§ **WORK TO DO**
Render every entry exactly as it appears.

## start

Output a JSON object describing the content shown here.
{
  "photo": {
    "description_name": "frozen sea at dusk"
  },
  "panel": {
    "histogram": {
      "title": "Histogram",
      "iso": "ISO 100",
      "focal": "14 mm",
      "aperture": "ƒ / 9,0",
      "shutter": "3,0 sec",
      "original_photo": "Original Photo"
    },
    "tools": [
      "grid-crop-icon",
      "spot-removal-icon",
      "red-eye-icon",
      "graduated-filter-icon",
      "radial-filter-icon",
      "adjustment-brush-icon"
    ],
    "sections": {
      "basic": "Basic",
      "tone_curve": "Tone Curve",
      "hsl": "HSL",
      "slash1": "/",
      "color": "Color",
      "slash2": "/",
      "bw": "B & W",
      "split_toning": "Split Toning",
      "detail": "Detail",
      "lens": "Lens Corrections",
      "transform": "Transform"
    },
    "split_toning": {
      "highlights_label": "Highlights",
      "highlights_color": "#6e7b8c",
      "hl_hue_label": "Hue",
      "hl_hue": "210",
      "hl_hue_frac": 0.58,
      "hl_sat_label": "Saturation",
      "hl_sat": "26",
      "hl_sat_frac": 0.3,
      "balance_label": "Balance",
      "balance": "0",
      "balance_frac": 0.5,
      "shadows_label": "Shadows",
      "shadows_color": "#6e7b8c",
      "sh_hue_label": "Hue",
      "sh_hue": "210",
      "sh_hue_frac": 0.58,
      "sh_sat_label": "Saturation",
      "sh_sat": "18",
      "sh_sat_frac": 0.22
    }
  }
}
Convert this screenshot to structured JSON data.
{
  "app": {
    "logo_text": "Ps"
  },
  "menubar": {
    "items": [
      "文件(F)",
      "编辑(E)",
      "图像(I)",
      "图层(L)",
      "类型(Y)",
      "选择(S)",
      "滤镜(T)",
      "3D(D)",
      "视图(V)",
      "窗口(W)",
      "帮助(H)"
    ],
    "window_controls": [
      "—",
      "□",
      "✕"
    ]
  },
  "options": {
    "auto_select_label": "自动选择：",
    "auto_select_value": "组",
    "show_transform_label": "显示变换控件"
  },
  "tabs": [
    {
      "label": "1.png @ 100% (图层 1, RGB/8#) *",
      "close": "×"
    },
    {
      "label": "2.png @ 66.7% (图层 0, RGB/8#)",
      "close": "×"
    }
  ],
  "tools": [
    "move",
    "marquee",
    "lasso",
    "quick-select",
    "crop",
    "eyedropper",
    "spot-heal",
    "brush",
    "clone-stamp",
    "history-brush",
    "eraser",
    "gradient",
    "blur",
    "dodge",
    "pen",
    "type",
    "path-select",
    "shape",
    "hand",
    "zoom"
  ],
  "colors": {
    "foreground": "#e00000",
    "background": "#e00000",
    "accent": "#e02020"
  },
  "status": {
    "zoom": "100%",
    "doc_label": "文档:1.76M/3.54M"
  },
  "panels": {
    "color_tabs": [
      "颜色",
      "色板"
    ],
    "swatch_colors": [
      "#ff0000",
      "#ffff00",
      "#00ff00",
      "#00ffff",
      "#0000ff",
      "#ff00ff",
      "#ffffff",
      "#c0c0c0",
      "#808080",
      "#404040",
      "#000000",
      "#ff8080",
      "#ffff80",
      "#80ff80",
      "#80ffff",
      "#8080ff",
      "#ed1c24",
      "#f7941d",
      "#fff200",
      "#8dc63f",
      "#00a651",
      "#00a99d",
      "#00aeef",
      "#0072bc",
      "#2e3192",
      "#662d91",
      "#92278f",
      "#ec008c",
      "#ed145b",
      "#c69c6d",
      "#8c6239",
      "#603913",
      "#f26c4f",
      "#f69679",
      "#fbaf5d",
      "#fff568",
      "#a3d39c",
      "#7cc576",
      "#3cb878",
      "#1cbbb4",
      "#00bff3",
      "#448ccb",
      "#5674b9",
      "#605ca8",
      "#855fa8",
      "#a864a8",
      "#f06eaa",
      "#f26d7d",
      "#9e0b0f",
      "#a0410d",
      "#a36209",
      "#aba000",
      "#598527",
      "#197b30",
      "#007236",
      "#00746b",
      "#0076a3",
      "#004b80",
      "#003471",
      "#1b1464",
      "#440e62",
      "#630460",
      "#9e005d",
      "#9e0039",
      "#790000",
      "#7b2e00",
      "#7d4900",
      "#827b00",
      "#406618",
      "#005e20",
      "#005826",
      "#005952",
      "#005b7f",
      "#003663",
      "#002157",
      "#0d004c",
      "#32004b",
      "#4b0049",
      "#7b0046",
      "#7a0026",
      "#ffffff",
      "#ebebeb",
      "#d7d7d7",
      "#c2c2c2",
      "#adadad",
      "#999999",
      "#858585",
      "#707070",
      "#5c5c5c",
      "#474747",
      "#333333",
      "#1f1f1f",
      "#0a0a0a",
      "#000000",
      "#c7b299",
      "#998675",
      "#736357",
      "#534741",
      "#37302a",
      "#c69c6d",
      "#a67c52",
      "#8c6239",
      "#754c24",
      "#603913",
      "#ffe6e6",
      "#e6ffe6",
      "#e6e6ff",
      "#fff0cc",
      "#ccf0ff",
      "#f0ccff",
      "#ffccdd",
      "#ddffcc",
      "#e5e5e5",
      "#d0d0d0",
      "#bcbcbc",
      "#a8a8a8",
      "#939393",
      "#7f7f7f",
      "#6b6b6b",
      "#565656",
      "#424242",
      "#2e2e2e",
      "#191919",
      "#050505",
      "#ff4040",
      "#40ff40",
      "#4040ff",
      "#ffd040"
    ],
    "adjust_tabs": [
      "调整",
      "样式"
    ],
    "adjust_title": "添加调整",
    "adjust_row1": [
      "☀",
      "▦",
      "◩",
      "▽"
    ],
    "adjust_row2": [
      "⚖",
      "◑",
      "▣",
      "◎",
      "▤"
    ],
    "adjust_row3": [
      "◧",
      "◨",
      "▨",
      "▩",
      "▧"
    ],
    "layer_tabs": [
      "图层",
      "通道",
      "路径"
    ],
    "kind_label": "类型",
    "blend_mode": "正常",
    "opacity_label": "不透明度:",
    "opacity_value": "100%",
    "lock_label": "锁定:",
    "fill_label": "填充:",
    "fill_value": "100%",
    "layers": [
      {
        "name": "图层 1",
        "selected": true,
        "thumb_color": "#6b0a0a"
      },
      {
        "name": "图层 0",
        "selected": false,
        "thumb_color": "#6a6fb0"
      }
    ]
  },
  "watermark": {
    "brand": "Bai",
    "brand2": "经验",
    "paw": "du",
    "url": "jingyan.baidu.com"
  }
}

## end

§ **RESPONSE BELOW**
Output a JSON object describing the content shown here.
{
  "photo": {
    "description_name": "frozen sea at dusk"
  },
  "panel": {
    "histogram": {
      "title": "Histogram",
      "iso": "ISO 100",
      "focal": "14 mm",
      "aperture": "ƒ / 9,0",
      "shutter": "3,0 sec",
      "original_photo": "Original Photo"
    },
    "tools": [
      "grid-crop-icon",
      "spot-removal-icon",
      "red-eye-icon",
      "graduated-filter-icon",
      "radial-filter-icon",
      "adjustment-brush-icon"
    ],
    "sections": {
      "basic": "Basic",
      "tone_curve": "Tone Curve",
      "hsl": "HSL",
      "slash1": "/",
      "color": "Color",
      "slash2": "/",
      "bw": "B & W",
      "split_toning": "Split Toning",
      "detail": "Detail",
      "lens": "Lens Corrections",
      "transform": "Transform"
    },
    "split_toning": {
      "highlights_label": "Highlights",
      "highlights_color": "#6e7b8c",
      "hl_hue_label": "Hue",
      "hl_hue": "210",
      "hl_hue_frac": 0.58,
      "hl_sat_label": "Saturation",
      "hl_sat": "26",
      "hl_sat_frac": 0.3,
      "balance_label": "Balance",
      "balance": "0",
      "balance_frac": 0.5,
      "shadows_label": "Shadows",
      "shadows_color": "#6e7b8c",
      "sh_hue_label": "Hue",
      "sh_hue": "210",
      "sh_hue_frac": 0.58,
      "sh_sat_label": "Saturation",
      "sh_sat": "18",
      "sh_sat_frac": 0.22
    }
  }
}
Convert this screenshot to structured JSON data.
{
  "app": {
    "logo_text": "Ps"
  },
  "menubar": {
    "items": [
      "文件(F)",
      "编辑(E)",
      "图像(I)",
      "图层(L)",
      "类型(Y)",
      "选择(S)",
      "滤镜(T)",
      "3D(D)",
      "视图(V)",
      "窗口(W)",
      "帮助(H)"
    ],
    "window_controls": [
      "—",
      "□",
      "✕"
    ]
  },
  "options": {
    "auto_select_label": "自动选择：",
    "auto_select_value": "组",
    "show_transform_label": "显示变换控件"
  },
  "tabs": [
    {
      "label": "1.png @ 100% (图层 1, RGB/8#) *",
      "close": "×"
    },
    {
      "label": "2.png @ 66.7% (图层 0, RGB/8#)",
      "close": "×"
    }
  ],
  "tools": [
    "move",
    "marquee",
    "lasso",
    "quick-select",
    "crop",
    "eyedropper",
    "spot-heal",
    "brush",
    "clone-stamp",
    "history-brush",
    "eraser",
    "gradient",
    "blur",
    "dodge",
    "pen",
    "type",
    "path-select",
    "shape",
    "hand",
    "zoom"
  ],
  "colors": {
    "foreground": "#e00000",
    "background": "#e00000",
    "accent": "#e02020"
  },
  "status": {
    "zoom": "100%",
    "doc_label": "文档:1.76M/3.54M"
  },
  "panels": {
    "color_tabs": [
      "颜色",
      "色板"
    ],
    "swatch_colors": [
      "#ff0000",
      "#ffff00",
      "#00ff00",
      "#00ffff",
      "#0000ff",
      "#ff00ff",
      "#ffffff",
      "#c0c0c0",
      "#808080",
      "#404040",
      "#000000",
      "#ff8080",
      "#ffff80",
      "#80ff80",
      "#80ffff",
      "#8080ff",
      "#ed1c24",
      "#f7941d",
      "#fff200",
      "#8dc63f",
      "#00a651",
      "#00a99d",
      "#00aeef",
      "#0072bc",
      "#2e3192",
      "#662d91",
      "#92278f",
      "#ec008c",
      "#ed145b",
      "#c69c6d",
      "#8c6239",
      "#603913",
      "#f26c4f",
      "#f69679",
      "#fbaf5d",
      "#fff568",
      "#a3d39c",
      "#7cc576",
      "#3cb878",
      "#1cbbb4",
      "#00bff3",
      "#448ccb",
      "#5674b9",
      "#605ca8",
      "#855fa8",
      "#a864a8",
      "#f06eaa",
      "#f26d7d",
      "#9e0b0f",
      "#a0410d",
      "#a36209",
      "#aba000",
      "#598527",
      "#197b30",
      "#007236",
      "#00746b",
      "#0076a3",
      "#004b80",
      "#003471",
      "#1b1464",
      "#440e62",
      "#630460",
      "#9e005d",
      "#9e0039",
      "#790000",
      "#7b2e00",
      "#7d4900",
      "#827b00",
      "#406618",
      "#005e20",
      "#005826",
      "#005952",
      "#005b7f",
      "#003663",
      "#002157",
      "#0d004c",
      "#32004b",
      "#4b0049",
      "#7b0046",
      "#7a0026",
      "#ffffff",
      "#ebebeb",
      "#d7d7d7",
      "#c2c2c2",
      "#adadad",
      "#999999",
      "#858585",
      "#707070",
      "#5c5c5c",
      "#474747",
      "#333333",
      "#1f1f1f",
      "#0a0a0a",
      "#000000",
      "#c7b299",
      "#998675",
      "#736357",
      "#534741",
      "#37302a",
      "#c69c6d",
      "#a67c52",
      "#8c6239",
      "#754c24",
      "#603913",
      "#ffe6e6",
      "#e6ffe6",
      "#e6e6ff",
      "#fff0cc",
      "#ccf0ff",
      "#f0ccff",
      "#ffccdd",
      "#ddffcc",
      "#e5e5e5",
      "#d0d0d0",
      "#bcbcbc",
      "#a8a8a8",
      "#939393",
      "#7f7f7f",
      "#6b6b6b",
      "#565656",
      "#424242",
      "#2e2e2e",
      "#191919",
      "#050505",
      "#ff4040",
      "#40ff40",
      "#4040ff",
      "#ffd040"
    ],
    "adjust_tabs": [
      "调整",
      "样式"
    ],
    "adjust_title": "添加调整",
    "adjust_row1": [
      "☀",
      "▦",
      "◩",
      "▽"
    ],
    "adjust_row2": [
      "⚖",
      "◑",
      "▣",
      "◎",
      "▤"
    ],
    "adjust_row3": [
      "◧",
      "◨",
      "▨",
      "▩",
      "▧"
    ],
    "layer_tabs": [
      "图层",
      "通道",
      "路径"
    ],
    "kind_label": "类型",
    "blend_mode": "正常",
    "opacity_label": "不透明度:",
    "opacity_value": "100%",
    "lock_label": "锁定:",
    "fill_label": "填充:",
    "fill_value": "100%",
    "layers": [
      {
        "name": "图层 1",
        "selected": true,
        "thumb_color": "#6b0a0a"
      },
      {
        "name": "图层 0",
        "selected": false,
        "thumb_color": "#6a6fb0"
      }
    ]
  },
  "watermark": {
    "brand": "Bai",
    "brand2": "经验",
    "paw": "du",
    "url": "jingyan.baidu.com"
  }
}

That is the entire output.